§ **To-do list**
A. According to the post on Hono's JWT/JWKS algorithm confusion, which hono version fixed both issues?
B. Reproduce the section of the post on Hono's JWT/JWKS algorithm confusion starting at "This is the" and ending at "the attacker knows.".

HonoJS JWT/JWKS Algorithm Confusion

Table of Contents
Intro Lore
After spending some time looking for security issues in JS/TS frameworks, I moved on to Hono - fast, clean, and popular enough that small auth footguns can become "big internet problems".

This post is about two issues I found in Hono's JWT/JWKS verification path:
- a default algorithm footgun in the JWT middleware that can lead to forged tokens if an app is misconfigured
- a JWK/JWKS algorithm selection bug where verification could fall back to an untrusted
header.algvalue
Both were fixed in hono 4.11.4, and GitHub Security Advisories were published on January 13, 2026.


JWT / JWK / JWKS Primer
If you already have experience with JWT stuff, you can skip this:
- JWT is
base64(header).base64(payload).base64(signature). The header includesalg(the signing algorithm). - JWK is a JSON representation of a key (e.g. an RSA public key).
- JWKS is a set of JWKs, usually hosted at something like
/.well-known/jwks.json.
The key point here is that, algorithm choice must not be attacker-controlled.
Vulnerabilities
JWT middleware "unsafe default" (HS256)
Hono's JWT helper documents that alg is optional - and defaults to HS256.
That sounds harmless until you combine it with a very common real-world setup:
- The app expects RS256 (asymmetric)
- The developer passes an RSA public key string
- But they don't explicitly set
alg
In that case, the verification path defaults to HS256, treating that public key string as an HMAC secret, and that becomes forgeable because public keys are, well… public.
Why this becomes an auth bypass
If an attacker can generate a token that passes verification, they can mint whatever claims the application trusts (sub, role, isAdmin, etc.) and walk straight into protected routes.
This is the "algorithm confusion" class of bugs, where you think you're doing asymmetric verification, but you're actually doing symmetric verification with a key the attacker knows.
Who is affected?

§ **Listed records**
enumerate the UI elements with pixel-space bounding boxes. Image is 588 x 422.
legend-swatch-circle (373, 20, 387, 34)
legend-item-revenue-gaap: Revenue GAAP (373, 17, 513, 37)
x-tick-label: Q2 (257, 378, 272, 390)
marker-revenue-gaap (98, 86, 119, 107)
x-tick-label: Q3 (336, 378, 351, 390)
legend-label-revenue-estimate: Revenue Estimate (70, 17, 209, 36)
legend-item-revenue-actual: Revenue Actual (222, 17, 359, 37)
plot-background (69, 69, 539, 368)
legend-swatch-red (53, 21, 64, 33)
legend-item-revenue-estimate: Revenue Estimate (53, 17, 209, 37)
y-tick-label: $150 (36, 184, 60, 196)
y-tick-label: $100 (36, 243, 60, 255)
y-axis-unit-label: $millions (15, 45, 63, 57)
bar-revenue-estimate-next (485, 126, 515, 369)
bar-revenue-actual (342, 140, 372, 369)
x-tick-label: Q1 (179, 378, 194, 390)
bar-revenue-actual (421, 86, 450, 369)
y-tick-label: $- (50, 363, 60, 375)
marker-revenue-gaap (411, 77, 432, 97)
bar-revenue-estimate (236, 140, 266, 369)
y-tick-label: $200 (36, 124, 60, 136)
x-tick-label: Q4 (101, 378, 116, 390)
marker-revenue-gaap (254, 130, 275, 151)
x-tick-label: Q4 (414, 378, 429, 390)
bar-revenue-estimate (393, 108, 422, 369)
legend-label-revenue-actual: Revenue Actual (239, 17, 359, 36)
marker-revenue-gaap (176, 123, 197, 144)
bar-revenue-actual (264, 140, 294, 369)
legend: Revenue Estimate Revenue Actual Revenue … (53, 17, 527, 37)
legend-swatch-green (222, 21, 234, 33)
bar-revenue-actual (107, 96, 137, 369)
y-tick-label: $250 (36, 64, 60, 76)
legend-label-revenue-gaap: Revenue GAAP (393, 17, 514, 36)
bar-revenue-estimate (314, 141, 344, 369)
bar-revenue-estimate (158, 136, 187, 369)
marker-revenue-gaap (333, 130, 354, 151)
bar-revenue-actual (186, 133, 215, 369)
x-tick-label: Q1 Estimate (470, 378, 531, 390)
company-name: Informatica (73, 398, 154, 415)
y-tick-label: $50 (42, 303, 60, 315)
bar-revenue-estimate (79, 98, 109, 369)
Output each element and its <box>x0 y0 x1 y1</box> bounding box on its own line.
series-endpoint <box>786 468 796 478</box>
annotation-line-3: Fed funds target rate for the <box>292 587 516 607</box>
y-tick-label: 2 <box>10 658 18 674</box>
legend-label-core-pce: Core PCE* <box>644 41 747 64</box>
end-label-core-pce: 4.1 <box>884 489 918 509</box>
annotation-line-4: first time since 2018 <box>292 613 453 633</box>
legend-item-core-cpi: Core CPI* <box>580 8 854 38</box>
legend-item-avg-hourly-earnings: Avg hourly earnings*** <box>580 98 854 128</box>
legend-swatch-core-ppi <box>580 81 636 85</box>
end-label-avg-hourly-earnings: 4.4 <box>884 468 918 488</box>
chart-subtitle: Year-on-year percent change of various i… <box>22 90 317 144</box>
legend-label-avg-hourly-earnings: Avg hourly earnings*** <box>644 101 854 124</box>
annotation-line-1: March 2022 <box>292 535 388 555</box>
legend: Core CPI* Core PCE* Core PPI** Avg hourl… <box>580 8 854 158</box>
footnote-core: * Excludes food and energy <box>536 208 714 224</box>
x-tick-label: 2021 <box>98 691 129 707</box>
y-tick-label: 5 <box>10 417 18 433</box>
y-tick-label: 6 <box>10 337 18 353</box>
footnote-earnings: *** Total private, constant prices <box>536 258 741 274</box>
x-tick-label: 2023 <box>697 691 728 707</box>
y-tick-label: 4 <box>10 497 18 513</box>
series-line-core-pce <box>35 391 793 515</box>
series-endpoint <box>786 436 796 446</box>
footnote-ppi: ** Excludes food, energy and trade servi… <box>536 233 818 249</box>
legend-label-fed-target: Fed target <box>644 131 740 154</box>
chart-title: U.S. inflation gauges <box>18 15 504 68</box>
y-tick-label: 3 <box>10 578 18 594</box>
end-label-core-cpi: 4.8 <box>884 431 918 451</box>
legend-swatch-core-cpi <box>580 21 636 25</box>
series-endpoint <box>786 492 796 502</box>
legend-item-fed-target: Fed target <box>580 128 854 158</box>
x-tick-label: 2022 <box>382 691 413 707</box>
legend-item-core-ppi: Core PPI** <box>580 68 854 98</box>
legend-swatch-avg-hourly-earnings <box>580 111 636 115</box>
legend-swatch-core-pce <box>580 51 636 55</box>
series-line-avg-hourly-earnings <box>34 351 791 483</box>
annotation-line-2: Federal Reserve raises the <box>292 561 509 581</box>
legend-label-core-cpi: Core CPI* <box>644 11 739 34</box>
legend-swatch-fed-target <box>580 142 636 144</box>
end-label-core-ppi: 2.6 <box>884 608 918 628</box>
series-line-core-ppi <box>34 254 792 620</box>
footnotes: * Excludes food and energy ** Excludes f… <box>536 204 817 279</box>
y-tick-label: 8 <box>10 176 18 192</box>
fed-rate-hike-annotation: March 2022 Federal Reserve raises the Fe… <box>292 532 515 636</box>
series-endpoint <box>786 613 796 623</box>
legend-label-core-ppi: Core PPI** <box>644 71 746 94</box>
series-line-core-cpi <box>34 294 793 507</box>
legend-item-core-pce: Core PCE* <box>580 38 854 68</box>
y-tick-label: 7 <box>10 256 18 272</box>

§ **Responses**
A. Hono 4.11.4

B.
This is the "algorithm confusion" class of bugs, where you think you're doing asymmetric verification, but you're actually doing symmetric verification with a key the attacker knows.